◆ Stored data:
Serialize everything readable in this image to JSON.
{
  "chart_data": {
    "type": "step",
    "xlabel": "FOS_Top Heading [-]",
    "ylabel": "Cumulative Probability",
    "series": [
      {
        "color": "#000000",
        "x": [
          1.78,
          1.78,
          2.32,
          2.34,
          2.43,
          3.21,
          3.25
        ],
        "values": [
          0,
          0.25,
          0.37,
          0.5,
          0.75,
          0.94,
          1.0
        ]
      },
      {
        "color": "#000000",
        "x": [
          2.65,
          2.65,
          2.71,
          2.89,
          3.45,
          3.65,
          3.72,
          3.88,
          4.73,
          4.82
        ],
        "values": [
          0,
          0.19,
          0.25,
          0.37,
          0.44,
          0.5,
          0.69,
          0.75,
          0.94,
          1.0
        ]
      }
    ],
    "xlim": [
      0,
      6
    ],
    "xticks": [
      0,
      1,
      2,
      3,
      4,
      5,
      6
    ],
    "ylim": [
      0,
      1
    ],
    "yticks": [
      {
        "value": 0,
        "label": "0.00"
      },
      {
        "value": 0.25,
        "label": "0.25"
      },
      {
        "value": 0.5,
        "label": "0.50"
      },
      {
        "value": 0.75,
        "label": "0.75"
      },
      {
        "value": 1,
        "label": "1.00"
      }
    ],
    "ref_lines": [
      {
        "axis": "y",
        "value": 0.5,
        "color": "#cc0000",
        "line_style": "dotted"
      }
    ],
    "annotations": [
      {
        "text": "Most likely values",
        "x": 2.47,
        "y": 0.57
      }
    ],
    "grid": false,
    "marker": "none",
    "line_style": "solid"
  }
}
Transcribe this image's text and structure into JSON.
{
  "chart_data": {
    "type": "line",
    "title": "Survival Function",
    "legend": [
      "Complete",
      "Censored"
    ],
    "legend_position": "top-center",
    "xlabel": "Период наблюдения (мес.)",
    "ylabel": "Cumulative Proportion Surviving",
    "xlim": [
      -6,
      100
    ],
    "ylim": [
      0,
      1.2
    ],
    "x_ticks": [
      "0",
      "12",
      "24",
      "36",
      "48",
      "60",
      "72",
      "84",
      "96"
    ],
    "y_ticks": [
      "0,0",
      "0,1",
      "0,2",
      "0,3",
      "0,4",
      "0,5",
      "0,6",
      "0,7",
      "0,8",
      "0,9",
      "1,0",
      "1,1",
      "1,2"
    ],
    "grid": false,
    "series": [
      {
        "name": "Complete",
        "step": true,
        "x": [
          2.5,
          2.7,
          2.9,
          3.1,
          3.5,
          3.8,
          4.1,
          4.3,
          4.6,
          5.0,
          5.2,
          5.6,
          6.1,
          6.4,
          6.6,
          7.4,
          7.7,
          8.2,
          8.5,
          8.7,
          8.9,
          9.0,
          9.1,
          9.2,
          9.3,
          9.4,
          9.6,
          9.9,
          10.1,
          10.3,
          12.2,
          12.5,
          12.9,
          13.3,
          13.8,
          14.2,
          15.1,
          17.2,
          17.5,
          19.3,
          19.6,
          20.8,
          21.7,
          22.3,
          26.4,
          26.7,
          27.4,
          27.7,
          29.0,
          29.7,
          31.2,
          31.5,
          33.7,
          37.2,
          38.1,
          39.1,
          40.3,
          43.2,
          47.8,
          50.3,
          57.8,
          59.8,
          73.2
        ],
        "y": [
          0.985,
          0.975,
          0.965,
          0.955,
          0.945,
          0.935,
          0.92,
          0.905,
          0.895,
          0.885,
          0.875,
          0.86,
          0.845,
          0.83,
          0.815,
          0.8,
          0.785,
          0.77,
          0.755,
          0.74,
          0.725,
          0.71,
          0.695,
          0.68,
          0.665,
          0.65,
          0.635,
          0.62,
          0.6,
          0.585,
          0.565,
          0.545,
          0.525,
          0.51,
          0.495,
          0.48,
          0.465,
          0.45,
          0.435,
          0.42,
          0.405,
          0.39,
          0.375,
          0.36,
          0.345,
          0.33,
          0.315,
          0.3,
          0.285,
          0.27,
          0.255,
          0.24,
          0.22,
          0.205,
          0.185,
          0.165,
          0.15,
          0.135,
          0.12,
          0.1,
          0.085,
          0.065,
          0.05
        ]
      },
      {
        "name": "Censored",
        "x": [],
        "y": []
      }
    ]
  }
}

◆ What you need to do: Give the records above again, word for word.

◆ Answer to this exercise:
Serialize everything readable in this image to JSON.
{
  "chart_data": {
    "type": "step",
    "xlabel": "FOS_Top Heading [-]",
    "ylabel": "Cumulative Probability",
    "series": [
      {
        "color": "#000000",
        "x": [
          1.78,
          1.78,
          2.32,
          2.34,
          2.43,
          3.21,
          3.25
        ],
        "values": [
          0,
          0.25,
          0.37,
          0.5,
          0.75,
          0.94,
          1.0
        ]
      },
      {
        "color": "#000000",
        "x": [
          2.65,
          2.65,
          2.71,
          2.89,
          3.45,
          3.65,
          3.72,
          3.88,
          4.73,
          4.82
        ],
        "values": [
          0,
          0.19,
          0.25,
          0.37,
          0.44,
          0.5,
          0.69,
          0.75,
          0.94,
          1.0
        ]
      }
    ],
    "xlim": [
      0,
      6
    ],
    "xticks": [
      0,
      1,
      2,
      3,
      4,
      5,
      6
    ],
    "ylim": [
      0,
      1
    ],
    "yticks": [
      {
        "value": 0,
        "label": "0.00"
      },
      {
        "value": 0.25,
        "label": "0.25"
      },
      {
        "value": 0.5,
        "label": "0.50"
      },
      {
        "value": 0.75,
        "label": "0.75"
      },
      {
        "value": 1,
        "label": "1.00"
      }
    ],
    "ref_lines": [
      {
        "axis": "y",
        "value": 0.5,
        "color": "#cc0000",
        "line_style": "dotted"
      }
    ],
    "annotations": [
      {
        "text": "Most likely values",
        "x": 2.47,
        "y": 0.57
      }
    ],
    "grid": false,
    "marker": "none",
    "line_style": "solid"
  }
}
Transcribe this image's text and structure into JSON.
{
  "chart_data": {
    "type": "line",
    "title": "Survival Function",
    "legend": [
      "Complete",
      "Censored"
    ],
    "legend_position": "top-center",
    "xlabel": "Период наблюдения (мес.)",
    "ylabel": "Cumulative Proportion Surviving",
    "xlim": [
      -6,
      100
    ],
    "ylim": [
      0,
      1.2
    ],
    "x_ticks": [
      "0",
      "12",
      "24",
      "36",
      "48",
      "60",
      "72",
      "84",
      "96"
    ],
    "y_ticks": [
      "0,0",
      "0,1",
      "0,2",
      "0,3",
      "0,4",
      "0,5",
      "0,6",
      "0,7",
      "0,8",
      "0,9",
      "1,0",
      "1,1",
      "1,2"
    ],
    "grid": false,
    "series": [
      {
        "name": "Complete",
        "step": true,
        "x": [
          2.5,
          2.7,
          2.9,
          3.1,
          3.5,
          3.8,
          4.1,
          4.3,
          4.6,
          5.0,
          5.2,
          5.6,
          6.1,
          6.4,
          6.6,
          7.4,
          7.7,
          8.2,
          8.5,
          8.7,
          8.9,
          9.0,
          9.1,
          9.2,
          9.3,
          9.4,
          9.6,
          9.9,
          10.1,
          10.3,
          12.2,
          12.5,
          12.9,
          13.3,
          13.8,
          14.2,
          15.1,
          17.2,
          17.5,
          19.3,
          19.6,
          20.8,
          21.7,
          22.3,
          26.4,
          26.7,
          27.4,
          27.7,
          29.0,
          29.7,
          31.2,
          31.5,
          33.7,
          37.2,
          38.1,
          39.1,
          40.3,
          43.2,
          47.8,
          50.3,
          57.8,
          59.8,
          73.2
        ],
        "y": [
          0.985,
          0.975,
          0.965,
          0.955,
          0.945,
          0.935,
          0.92,
          0.905,
          0.895,
          0.885,
          0.875,
          0.86,
          0.845,
          0.83,
          0.815,
          0.8,
          0.785,
          0.77,
          0.755,
          0.74,
          0.725,
          0.71,
          0.695,
          0.68,
          0.665,
          0.65,
          0.635,
          0.62,
          0.6,
          0.585,
          0.565,
          0.545,
          0.525,
          0.51,
          0.495,
          0.48,
          0.465,
          0.45,
          0.435,
          0.42,
          0.405,
          0.39,
          0.375,
          0.36,
          0.345,
          0.33,
          0.315,
          0.3,
          0.285,
          0.27,
          0.255,
          0.24,
          0.22,
          0.205,
          0.185,
          0.165,
          0.15,
          0.135,
          0.12,
          0.1,
          0.085,
          0.065,
          0.05
        ]
      },
      {
        "name": "Censored",
        "x": [],
        "y": []
      }
    ]
  }
}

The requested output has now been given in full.